= Exercise =
Lines containing the word "emit" need to be counted. Please reply with how many there are, and nothing else.

= Material =
★ ★ ★ ★ ★ ★ ★

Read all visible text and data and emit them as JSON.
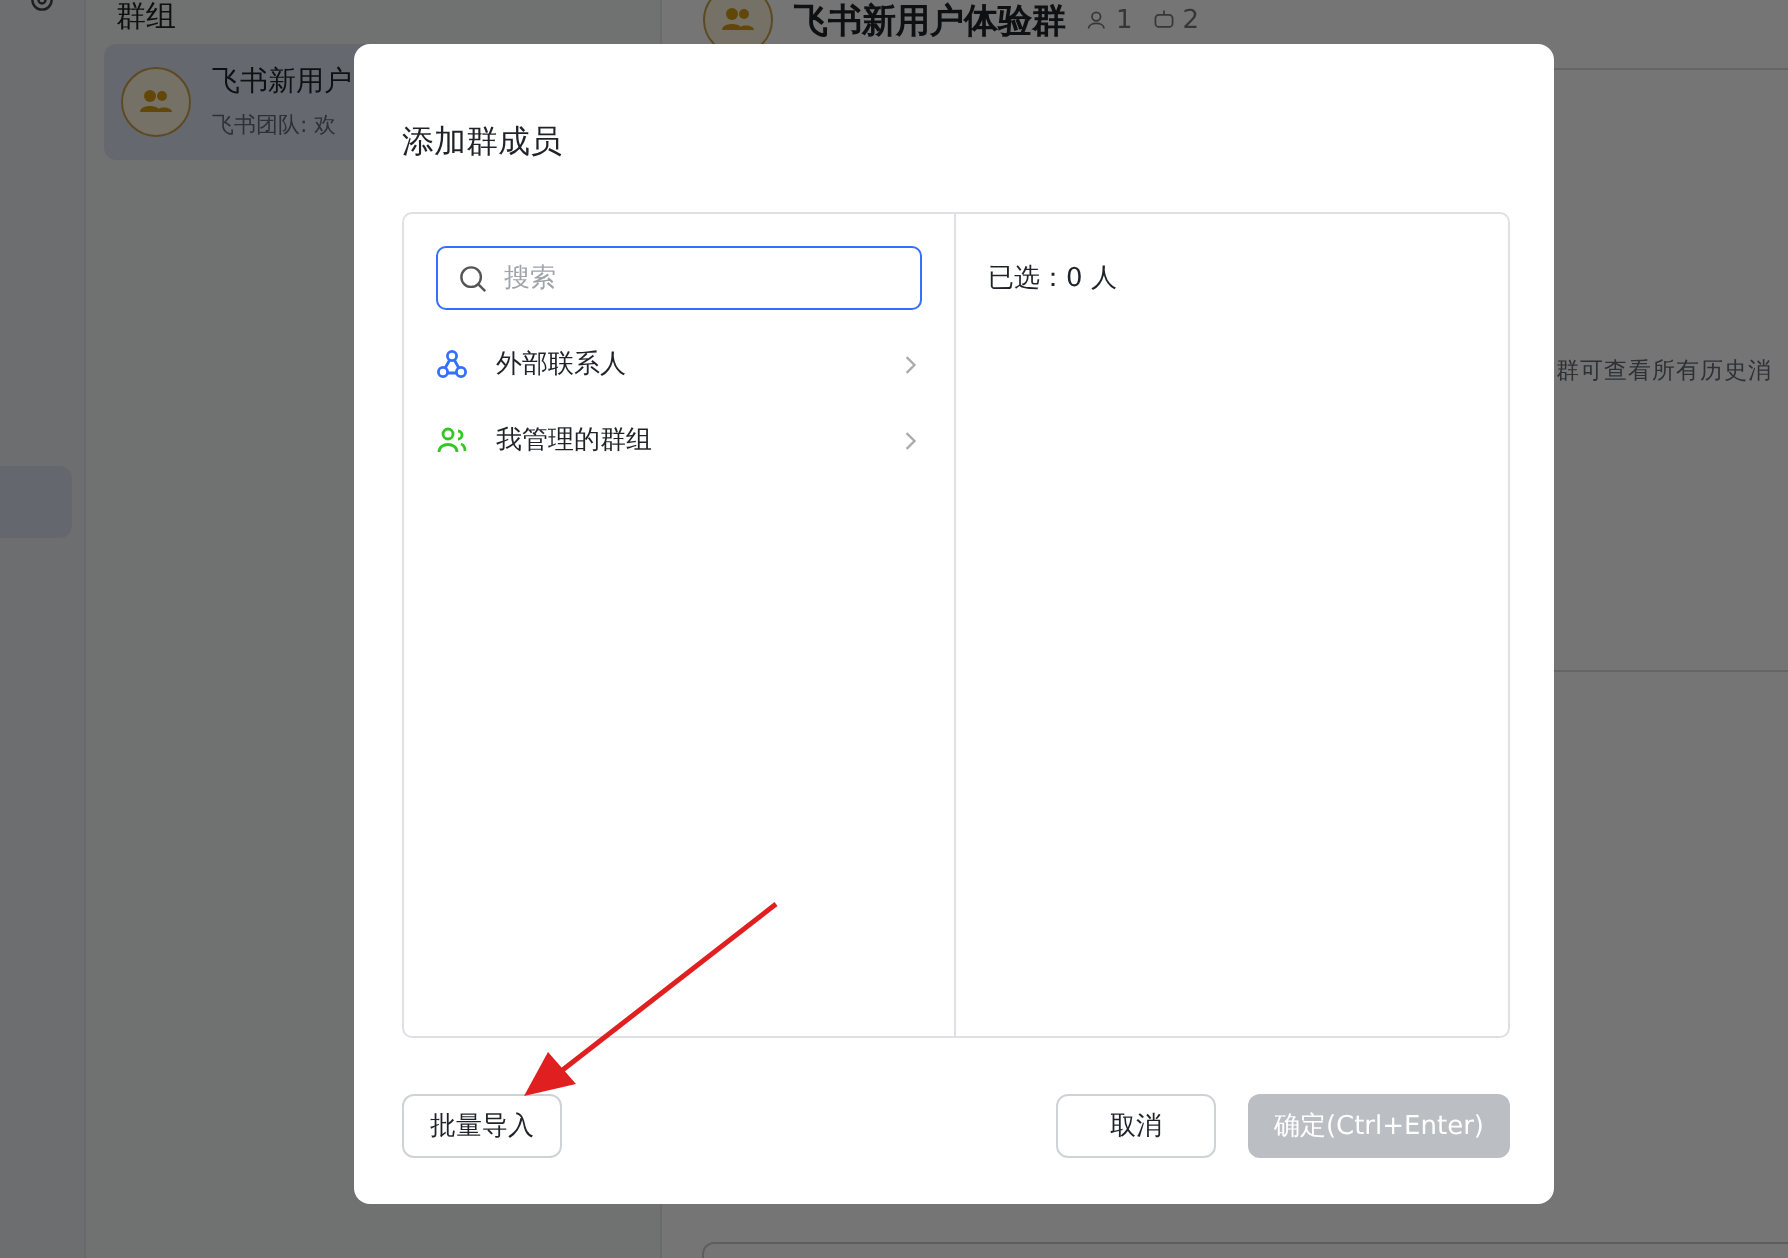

★ ★ ★ ★ ★ ★ ★

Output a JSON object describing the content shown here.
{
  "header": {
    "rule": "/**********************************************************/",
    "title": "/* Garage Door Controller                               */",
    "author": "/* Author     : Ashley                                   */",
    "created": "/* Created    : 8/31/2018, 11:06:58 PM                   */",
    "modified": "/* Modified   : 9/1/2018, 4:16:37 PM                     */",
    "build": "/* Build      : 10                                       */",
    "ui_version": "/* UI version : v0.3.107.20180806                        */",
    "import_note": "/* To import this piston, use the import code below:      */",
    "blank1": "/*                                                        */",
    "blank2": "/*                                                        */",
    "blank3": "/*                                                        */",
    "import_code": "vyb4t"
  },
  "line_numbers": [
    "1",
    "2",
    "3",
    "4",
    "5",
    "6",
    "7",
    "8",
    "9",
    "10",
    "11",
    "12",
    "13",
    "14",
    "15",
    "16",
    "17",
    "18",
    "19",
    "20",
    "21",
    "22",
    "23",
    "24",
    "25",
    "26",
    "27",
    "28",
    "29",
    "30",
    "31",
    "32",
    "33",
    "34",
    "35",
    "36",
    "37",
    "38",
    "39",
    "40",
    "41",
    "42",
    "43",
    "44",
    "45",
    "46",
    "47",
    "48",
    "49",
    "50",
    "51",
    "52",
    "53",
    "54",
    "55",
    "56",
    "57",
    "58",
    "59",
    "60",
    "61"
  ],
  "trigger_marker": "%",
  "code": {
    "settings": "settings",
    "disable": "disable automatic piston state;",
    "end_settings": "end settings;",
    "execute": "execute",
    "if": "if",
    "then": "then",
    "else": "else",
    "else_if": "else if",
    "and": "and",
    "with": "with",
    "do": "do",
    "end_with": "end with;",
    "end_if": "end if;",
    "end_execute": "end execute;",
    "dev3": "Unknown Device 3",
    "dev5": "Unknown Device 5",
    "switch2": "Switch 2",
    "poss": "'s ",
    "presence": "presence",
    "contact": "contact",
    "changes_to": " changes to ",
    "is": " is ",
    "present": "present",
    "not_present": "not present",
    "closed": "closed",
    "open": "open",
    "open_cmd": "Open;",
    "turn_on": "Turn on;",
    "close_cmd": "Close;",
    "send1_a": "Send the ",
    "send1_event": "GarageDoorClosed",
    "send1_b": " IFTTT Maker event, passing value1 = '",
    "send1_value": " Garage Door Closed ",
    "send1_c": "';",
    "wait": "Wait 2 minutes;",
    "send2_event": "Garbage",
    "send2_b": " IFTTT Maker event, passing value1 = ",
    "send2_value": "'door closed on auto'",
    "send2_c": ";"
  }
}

★ ★ ★ ★ ★ ★ ★

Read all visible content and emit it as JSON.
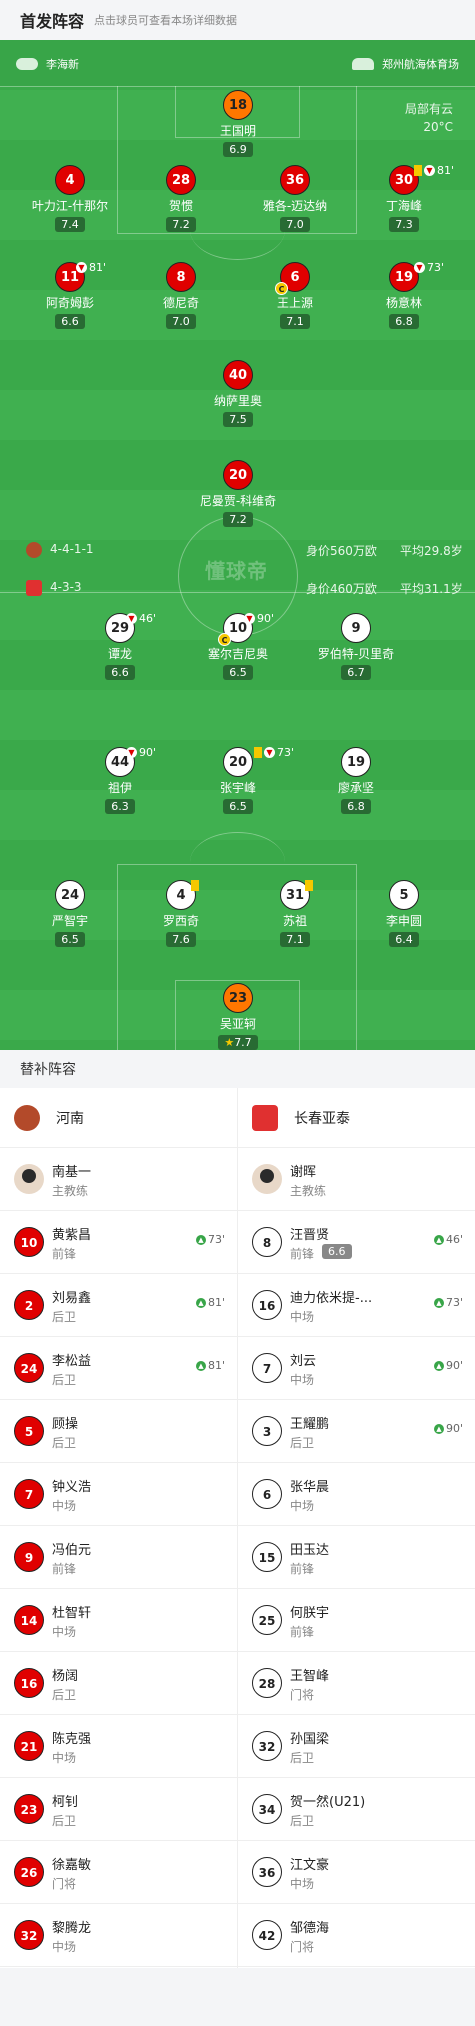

★ ★ ★ ★ ★ ★ ★

= Reply to the task =
2